_Exercise description_
Any pictures in the records below should be skipped; write out everything else exactly.

Collection entries
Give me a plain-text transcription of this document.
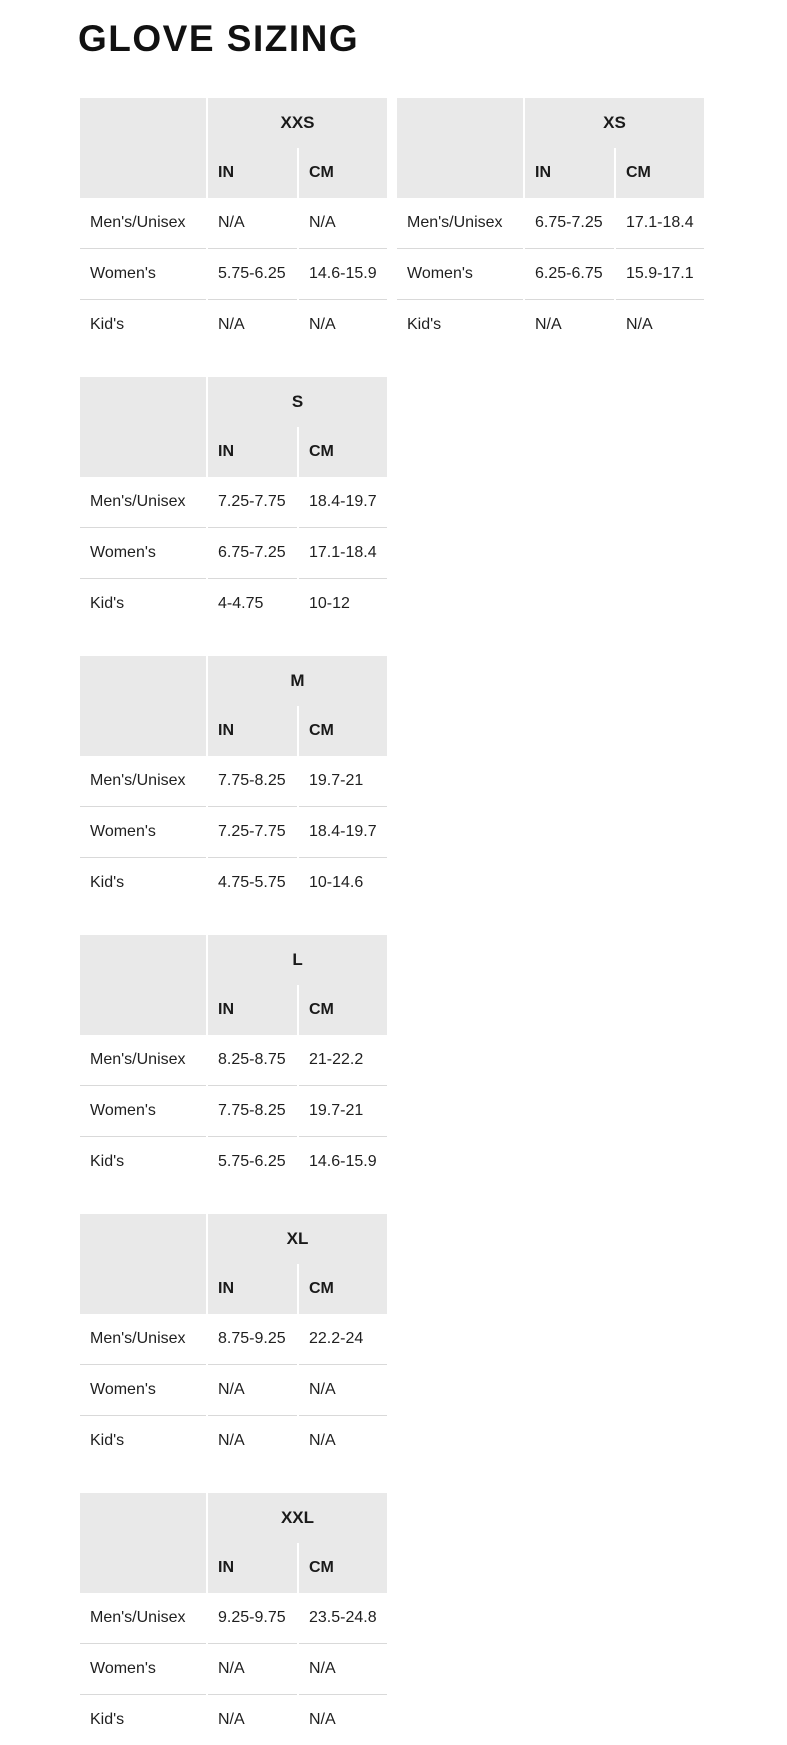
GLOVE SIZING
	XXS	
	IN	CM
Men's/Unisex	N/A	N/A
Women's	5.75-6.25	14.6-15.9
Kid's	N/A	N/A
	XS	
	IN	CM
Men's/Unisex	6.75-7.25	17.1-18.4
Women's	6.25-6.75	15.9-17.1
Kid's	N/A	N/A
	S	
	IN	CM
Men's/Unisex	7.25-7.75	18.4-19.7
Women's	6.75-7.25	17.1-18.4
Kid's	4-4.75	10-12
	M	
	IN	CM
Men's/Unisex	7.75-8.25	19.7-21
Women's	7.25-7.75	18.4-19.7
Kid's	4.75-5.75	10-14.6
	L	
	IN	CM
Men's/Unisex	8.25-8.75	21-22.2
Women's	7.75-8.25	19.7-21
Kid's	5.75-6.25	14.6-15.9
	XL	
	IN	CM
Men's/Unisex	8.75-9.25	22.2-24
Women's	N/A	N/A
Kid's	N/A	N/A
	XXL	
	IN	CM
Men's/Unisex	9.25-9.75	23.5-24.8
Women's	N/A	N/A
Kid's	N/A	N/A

_Result_
Give me a plain-text transcription of this document.
GLOVE SIZING
	XXS	
	IN	CM
Men's/Unisex	N/A	N/A
Women's	5.75-6.25	14.6-15.9
Kid's	N/A	N/A
	XS	
	IN	CM
Men's/Unisex	6.75-7.25	17.1-18.4
Women's	6.25-6.75	15.9-17.1
Kid's	N/A	N/A
	S	
	IN	CM
Men's/Unisex	7.25-7.75	18.4-19.7
Women's	6.75-7.25	17.1-18.4
Kid's	4-4.75	10-12
	M	
	IN	CM
Men's/Unisex	7.75-8.25	19.7-21
Women's	7.25-7.75	18.4-19.7
Kid's	4.75-5.75	10-14.6
	L	
	IN	CM
Men's/Unisex	8.25-8.75	21-22.2
Women's	7.75-8.25	19.7-21
Kid's	5.75-6.25	14.6-15.9
	XL	
	IN	CM
Men's/Unisex	8.75-9.25	22.2-24
Women's	N/A	N/A
Kid's	N/A	N/A
	XXL	
	IN	CM
Men's/Unisex	9.25-9.75	23.5-24.8
Women's	N/A	N/A
Kid's	N/A	N/A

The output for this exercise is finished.